Task to carry out:
Copy the stretch from the line containing "projection-info-box[interactable]: 0.00004176 (648.03%)" through the line containing "candle-body xyxy=(384,269,388,271)", renaming "candle-body" to "candle-rect" and keeping everything else the same. Return only those lines.

Material shown:
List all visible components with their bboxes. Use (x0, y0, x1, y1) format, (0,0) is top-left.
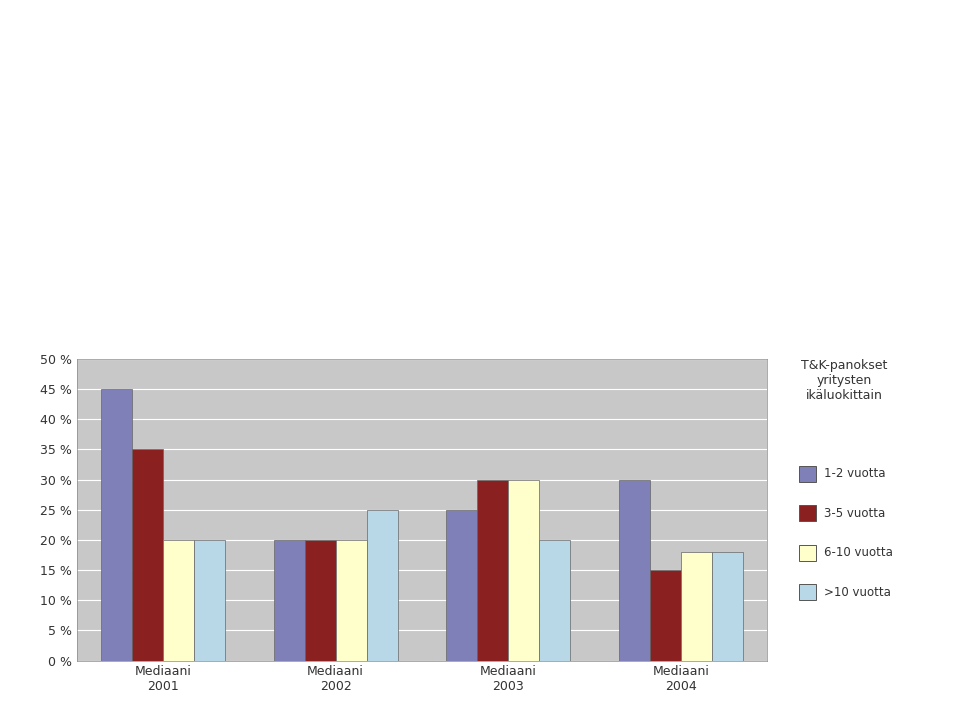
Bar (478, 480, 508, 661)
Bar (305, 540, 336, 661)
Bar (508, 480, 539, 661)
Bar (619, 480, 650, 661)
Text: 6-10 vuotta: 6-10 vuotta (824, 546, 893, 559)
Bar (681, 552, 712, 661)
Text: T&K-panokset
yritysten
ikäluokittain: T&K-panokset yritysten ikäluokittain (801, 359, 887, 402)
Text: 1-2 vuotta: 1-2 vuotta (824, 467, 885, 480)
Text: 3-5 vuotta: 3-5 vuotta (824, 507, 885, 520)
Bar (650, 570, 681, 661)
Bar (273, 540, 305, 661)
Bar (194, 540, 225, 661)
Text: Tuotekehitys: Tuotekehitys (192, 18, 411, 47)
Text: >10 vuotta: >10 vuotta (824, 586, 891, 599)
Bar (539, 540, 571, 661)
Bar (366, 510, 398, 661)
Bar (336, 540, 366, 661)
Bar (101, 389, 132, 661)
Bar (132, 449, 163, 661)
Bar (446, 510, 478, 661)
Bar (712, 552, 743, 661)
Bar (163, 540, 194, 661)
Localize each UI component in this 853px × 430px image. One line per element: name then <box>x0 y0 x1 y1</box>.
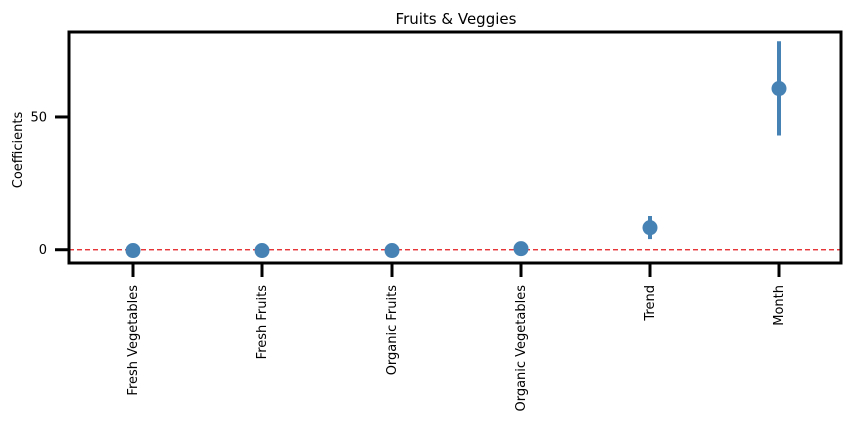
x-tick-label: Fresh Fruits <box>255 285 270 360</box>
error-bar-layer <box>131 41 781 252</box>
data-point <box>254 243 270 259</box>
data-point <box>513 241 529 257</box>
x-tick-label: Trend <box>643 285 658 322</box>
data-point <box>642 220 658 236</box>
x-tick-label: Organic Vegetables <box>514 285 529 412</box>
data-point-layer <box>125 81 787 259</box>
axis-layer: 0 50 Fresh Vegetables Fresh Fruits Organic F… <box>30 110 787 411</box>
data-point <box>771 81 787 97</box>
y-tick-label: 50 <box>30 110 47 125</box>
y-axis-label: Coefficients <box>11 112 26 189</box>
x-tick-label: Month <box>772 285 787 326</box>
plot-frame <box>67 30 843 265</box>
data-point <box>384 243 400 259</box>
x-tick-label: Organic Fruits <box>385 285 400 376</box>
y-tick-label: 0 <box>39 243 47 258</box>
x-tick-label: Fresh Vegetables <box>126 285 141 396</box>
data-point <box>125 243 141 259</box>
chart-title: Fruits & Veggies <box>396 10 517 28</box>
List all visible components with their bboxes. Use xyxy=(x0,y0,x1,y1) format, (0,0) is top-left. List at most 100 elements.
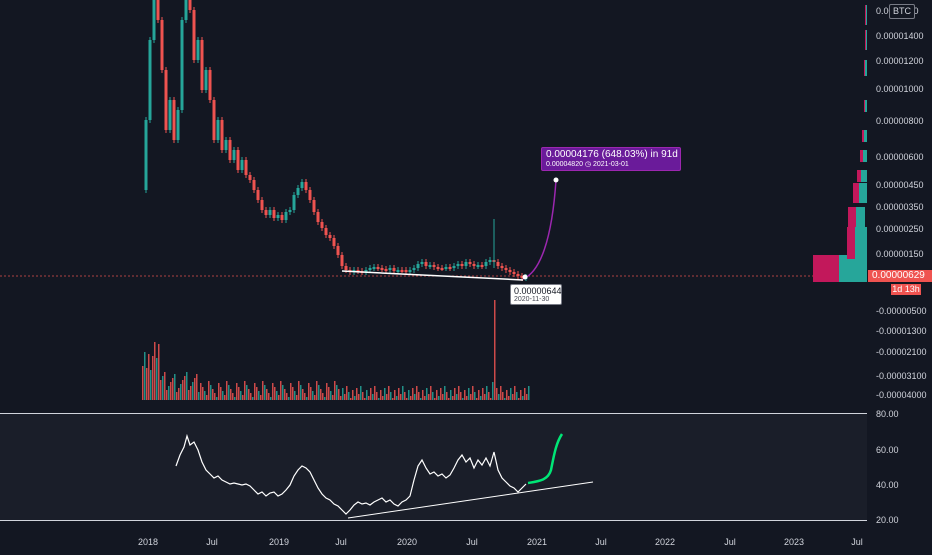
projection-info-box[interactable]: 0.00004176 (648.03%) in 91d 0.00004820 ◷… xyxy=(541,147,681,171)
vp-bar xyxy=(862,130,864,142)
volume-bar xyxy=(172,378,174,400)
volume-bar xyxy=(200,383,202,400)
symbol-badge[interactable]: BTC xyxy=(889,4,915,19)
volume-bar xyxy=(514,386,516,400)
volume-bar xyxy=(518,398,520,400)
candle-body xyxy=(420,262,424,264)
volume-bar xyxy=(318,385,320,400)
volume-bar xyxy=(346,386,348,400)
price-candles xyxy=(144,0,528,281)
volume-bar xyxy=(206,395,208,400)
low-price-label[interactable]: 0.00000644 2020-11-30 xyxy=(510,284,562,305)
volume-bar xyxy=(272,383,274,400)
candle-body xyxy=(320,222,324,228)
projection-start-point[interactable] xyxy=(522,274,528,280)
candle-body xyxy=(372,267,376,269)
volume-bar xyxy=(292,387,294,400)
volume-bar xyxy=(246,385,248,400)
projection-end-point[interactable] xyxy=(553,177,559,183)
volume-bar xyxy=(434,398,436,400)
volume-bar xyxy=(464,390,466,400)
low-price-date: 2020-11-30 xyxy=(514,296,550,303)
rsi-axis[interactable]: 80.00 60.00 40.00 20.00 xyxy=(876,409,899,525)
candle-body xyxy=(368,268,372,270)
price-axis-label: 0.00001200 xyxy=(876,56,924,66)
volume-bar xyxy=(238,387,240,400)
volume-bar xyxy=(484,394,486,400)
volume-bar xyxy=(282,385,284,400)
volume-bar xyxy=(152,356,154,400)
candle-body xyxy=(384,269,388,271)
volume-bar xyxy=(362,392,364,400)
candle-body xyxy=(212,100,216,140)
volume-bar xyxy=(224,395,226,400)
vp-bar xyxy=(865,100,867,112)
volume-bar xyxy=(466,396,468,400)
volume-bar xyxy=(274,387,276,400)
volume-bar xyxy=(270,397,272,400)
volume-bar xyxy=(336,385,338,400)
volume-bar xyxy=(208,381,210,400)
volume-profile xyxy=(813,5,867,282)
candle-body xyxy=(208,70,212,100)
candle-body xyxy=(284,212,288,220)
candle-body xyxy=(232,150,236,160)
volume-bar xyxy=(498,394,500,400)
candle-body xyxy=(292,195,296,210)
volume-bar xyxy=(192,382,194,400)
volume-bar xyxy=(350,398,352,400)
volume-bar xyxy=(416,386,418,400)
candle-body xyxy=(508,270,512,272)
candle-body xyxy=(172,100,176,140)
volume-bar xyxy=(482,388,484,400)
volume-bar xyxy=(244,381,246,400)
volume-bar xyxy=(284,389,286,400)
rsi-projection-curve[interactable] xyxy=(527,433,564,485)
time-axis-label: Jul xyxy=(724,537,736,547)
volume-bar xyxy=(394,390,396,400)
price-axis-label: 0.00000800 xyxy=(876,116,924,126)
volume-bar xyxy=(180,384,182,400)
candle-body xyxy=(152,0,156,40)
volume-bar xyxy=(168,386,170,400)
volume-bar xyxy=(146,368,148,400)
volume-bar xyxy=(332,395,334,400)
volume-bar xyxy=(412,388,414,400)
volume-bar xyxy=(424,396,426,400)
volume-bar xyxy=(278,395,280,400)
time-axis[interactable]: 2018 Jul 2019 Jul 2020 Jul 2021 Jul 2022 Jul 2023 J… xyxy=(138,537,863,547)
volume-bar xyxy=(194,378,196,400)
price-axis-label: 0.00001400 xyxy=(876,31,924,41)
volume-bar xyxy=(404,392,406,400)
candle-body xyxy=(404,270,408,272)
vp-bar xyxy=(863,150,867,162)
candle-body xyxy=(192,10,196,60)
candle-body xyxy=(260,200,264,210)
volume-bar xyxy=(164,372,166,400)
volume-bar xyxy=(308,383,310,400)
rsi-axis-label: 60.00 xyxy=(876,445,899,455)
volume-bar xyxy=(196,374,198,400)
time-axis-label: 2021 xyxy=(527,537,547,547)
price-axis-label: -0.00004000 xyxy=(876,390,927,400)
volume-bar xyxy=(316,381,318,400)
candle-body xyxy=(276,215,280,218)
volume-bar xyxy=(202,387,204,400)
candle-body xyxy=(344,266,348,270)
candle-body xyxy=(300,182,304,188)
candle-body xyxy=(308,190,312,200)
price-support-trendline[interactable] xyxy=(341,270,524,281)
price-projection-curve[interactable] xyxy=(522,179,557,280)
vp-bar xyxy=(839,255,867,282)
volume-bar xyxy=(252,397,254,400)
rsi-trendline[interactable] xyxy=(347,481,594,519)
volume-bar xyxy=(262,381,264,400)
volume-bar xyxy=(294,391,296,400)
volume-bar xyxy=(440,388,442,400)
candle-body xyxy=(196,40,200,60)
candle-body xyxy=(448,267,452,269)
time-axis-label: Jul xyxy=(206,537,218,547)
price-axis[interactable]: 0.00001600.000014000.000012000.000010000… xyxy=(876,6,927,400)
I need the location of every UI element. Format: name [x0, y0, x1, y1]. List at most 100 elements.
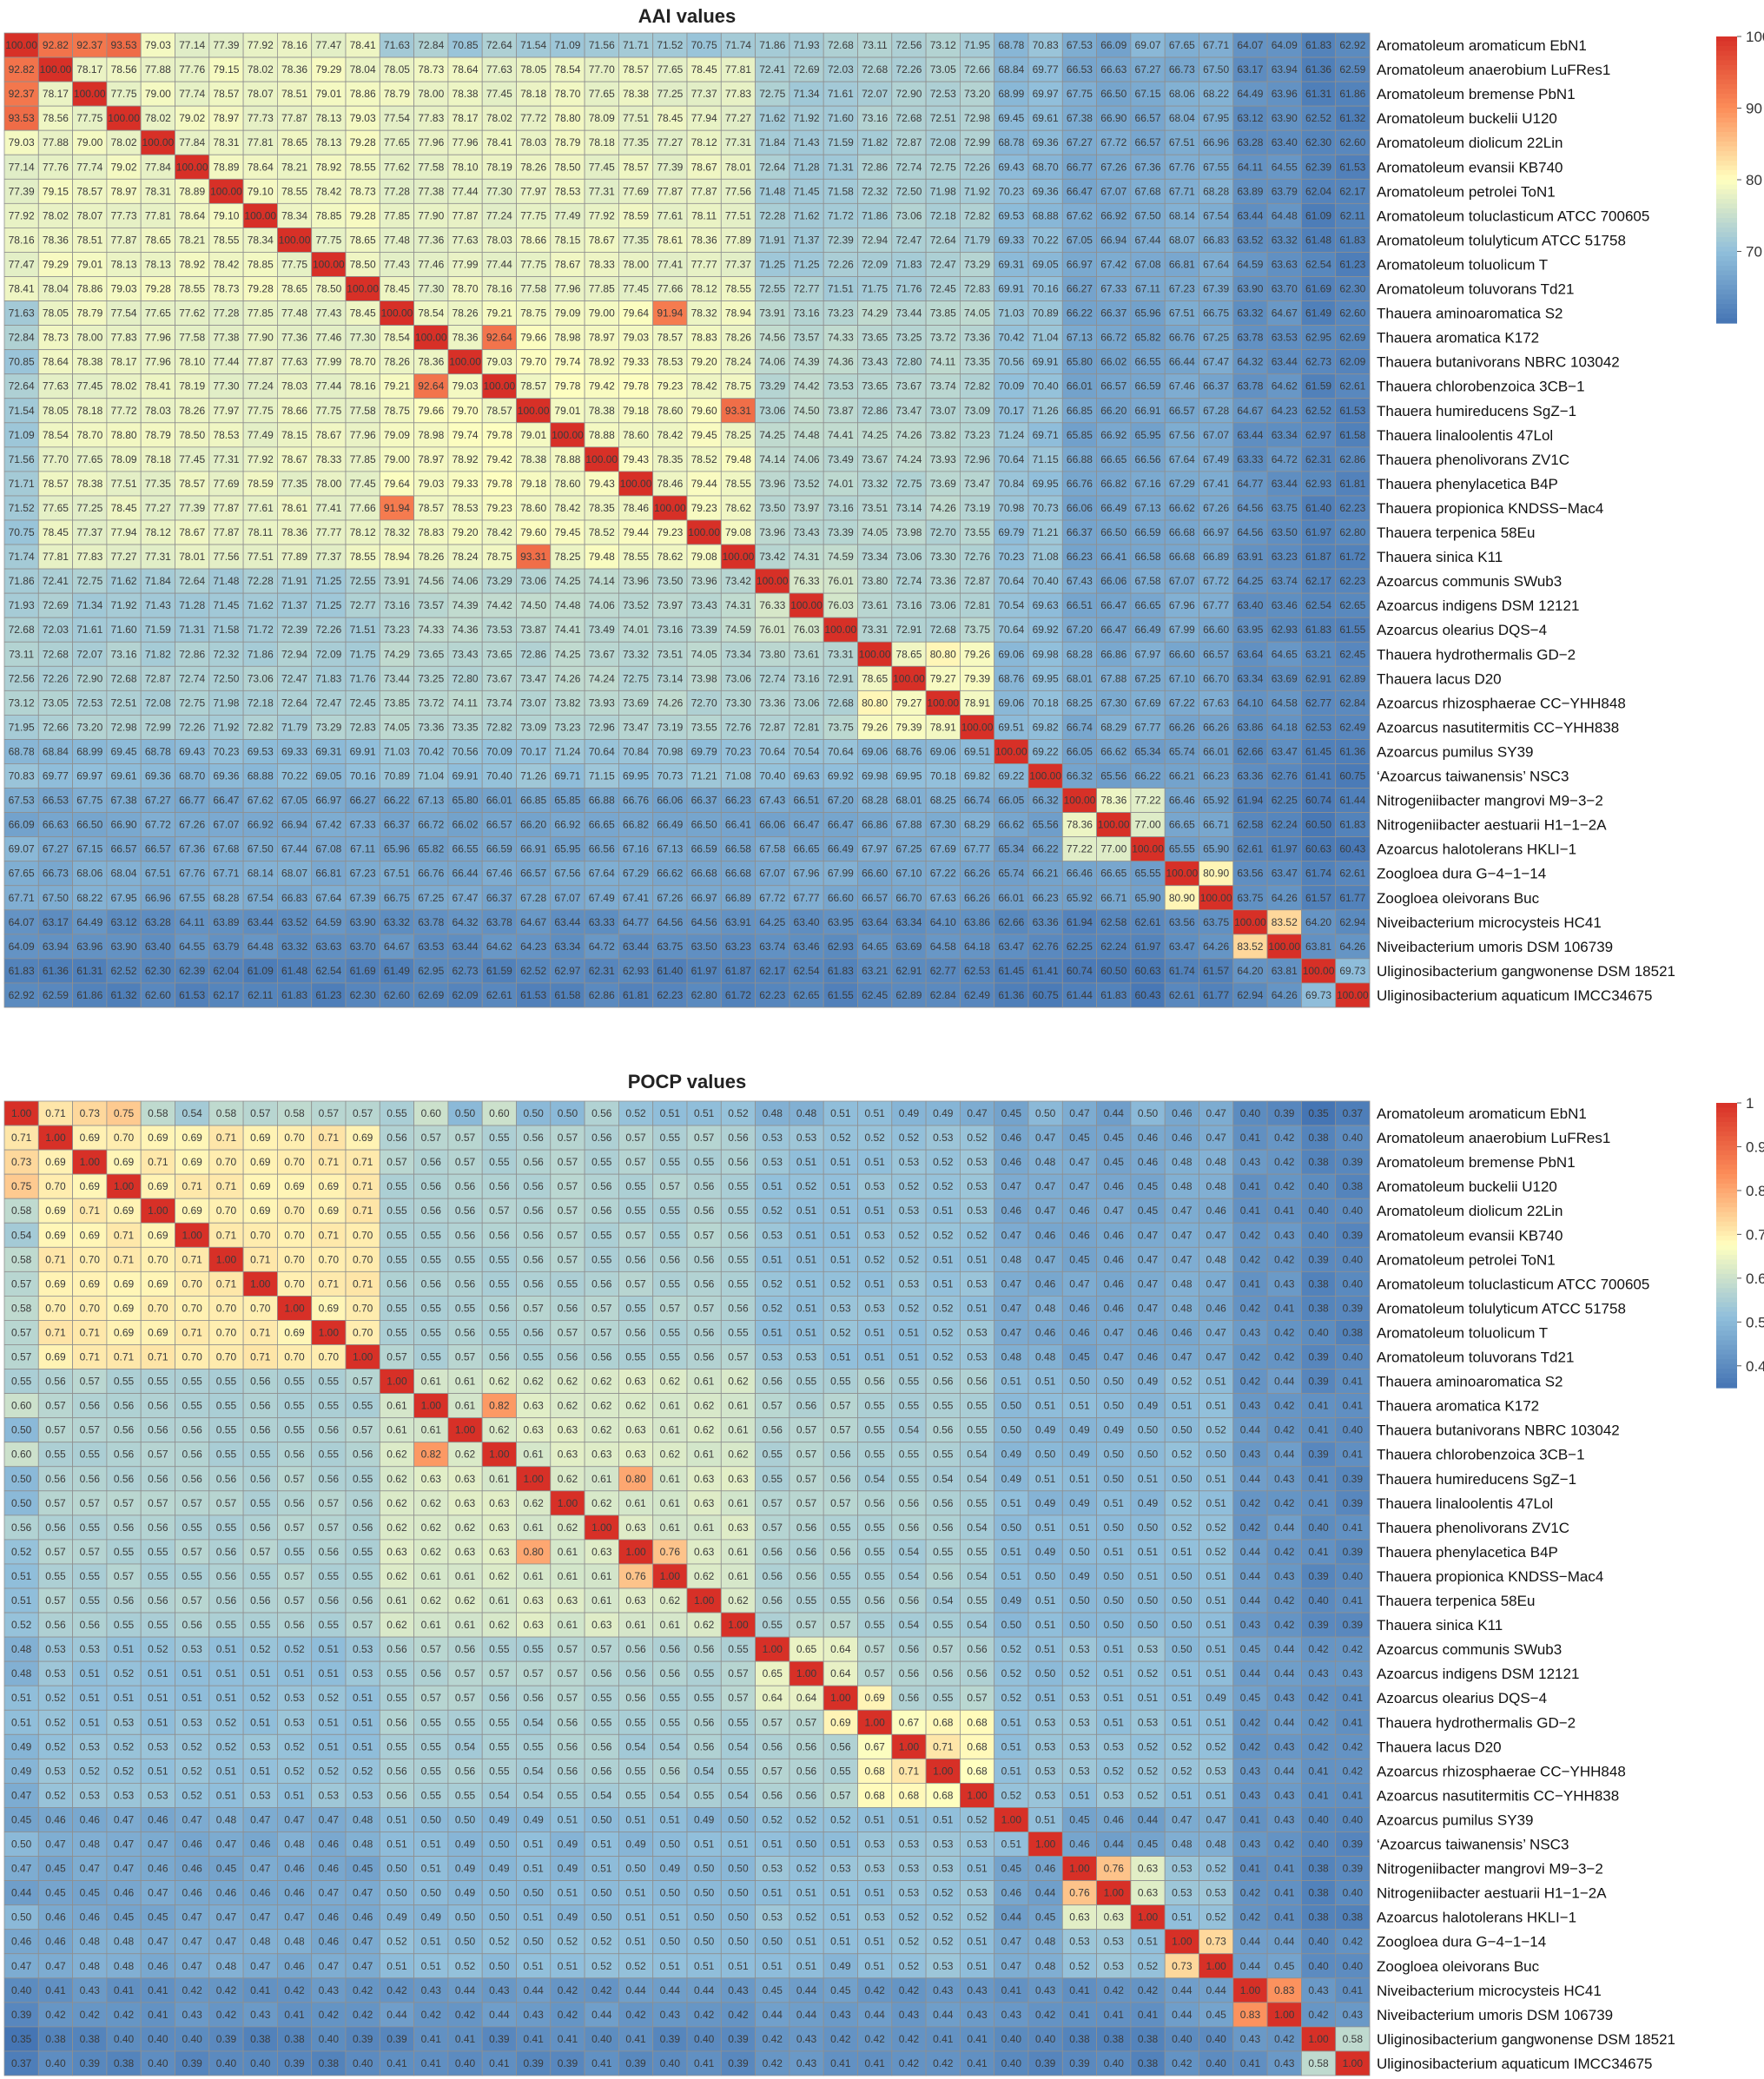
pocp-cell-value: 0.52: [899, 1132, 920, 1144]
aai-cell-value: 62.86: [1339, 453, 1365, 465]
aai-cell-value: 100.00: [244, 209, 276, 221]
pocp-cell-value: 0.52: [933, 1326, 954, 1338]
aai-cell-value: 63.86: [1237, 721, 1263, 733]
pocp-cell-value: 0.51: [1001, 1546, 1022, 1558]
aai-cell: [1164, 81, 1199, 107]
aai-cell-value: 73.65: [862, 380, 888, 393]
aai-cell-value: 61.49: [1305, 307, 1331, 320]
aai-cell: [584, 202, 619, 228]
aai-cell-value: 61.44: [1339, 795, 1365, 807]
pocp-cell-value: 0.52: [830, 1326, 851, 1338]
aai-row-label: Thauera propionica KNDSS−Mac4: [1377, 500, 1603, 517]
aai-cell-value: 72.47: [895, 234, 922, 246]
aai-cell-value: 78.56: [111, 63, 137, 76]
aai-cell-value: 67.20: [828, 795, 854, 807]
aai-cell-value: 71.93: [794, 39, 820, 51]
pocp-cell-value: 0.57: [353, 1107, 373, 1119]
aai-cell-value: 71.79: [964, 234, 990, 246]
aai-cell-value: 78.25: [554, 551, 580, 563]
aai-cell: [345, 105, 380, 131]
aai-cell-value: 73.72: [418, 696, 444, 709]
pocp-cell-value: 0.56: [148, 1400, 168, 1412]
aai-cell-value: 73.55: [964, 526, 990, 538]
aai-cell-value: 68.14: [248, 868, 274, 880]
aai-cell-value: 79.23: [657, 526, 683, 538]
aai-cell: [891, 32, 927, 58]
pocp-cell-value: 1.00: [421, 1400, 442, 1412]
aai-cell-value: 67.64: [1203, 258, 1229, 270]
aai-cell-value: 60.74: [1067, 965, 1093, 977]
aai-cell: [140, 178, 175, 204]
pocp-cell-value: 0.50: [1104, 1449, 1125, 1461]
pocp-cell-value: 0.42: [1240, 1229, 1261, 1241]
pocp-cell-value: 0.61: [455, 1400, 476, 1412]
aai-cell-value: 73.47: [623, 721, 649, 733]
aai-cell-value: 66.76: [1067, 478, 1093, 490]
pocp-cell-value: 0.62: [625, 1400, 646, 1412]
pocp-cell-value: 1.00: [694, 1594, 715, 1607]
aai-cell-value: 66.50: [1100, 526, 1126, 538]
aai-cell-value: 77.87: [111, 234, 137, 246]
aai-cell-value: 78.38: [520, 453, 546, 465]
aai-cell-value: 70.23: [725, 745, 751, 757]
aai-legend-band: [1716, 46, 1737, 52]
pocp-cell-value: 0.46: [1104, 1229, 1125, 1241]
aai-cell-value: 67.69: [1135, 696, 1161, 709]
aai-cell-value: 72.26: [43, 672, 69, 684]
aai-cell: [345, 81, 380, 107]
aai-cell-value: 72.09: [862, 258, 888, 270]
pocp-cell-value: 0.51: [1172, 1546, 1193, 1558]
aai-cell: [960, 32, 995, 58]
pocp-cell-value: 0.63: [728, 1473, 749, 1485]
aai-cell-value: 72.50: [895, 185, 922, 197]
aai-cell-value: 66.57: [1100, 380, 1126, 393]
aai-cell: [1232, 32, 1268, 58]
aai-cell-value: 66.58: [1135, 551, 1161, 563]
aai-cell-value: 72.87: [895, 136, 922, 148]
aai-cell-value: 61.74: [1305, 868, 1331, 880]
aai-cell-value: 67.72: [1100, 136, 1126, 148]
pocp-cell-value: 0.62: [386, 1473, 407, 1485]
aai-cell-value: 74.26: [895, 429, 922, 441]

Answer to this exercise:
projection-info-box[interactable]: 0.00004176 (648.03%) in 91d 0.00004820 ◷… xyxy=(541,147,681,171)
vp-bar xyxy=(862,130,864,142)
volume-bar xyxy=(172,378,174,400)
volume-bar xyxy=(200,383,202,400)
symbol-badge[interactable]: BTC xyxy=(889,4,915,19)
volume-bar xyxy=(514,386,516,400)
volume-bar xyxy=(518,398,520,400)
candle-rect xyxy=(420,262,424,264)
volume-bar xyxy=(318,385,320,400)
volume-bar xyxy=(346,386,348,400)
price-candles xyxy=(144,0,528,281)
volume-bar xyxy=(206,395,208,400)
low-price-label[interactable]: 0.00000644 2020-11-30 xyxy=(510,284,562,305)
volume-bar xyxy=(272,383,274,400)
candle-rect xyxy=(320,222,324,228)
projection-start-point[interactable] xyxy=(522,274,528,280)
candle-rect xyxy=(372,267,376,269)
volume-bar xyxy=(292,387,294,400)
volume-bar xyxy=(246,385,248,400)
projection-end-point[interactable] xyxy=(553,177,559,183)
volume-bar xyxy=(434,398,436,400)
volume-bar xyxy=(464,390,466,400)
low-price-date: 2020-11-30 xyxy=(514,296,550,303)
rsi-axis[interactable]: 80.00 60.00 40.00 20.00 xyxy=(876,409,899,525)
candle-rect xyxy=(368,268,372,270)
price-axis-label: 0.00001200 xyxy=(876,56,924,66)
volume-bar xyxy=(238,387,240,400)
volume-bar xyxy=(484,394,486,400)
volume-bar xyxy=(282,385,284,400)
volume-bar xyxy=(152,356,154,400)
candle-rect xyxy=(384,269,388,271)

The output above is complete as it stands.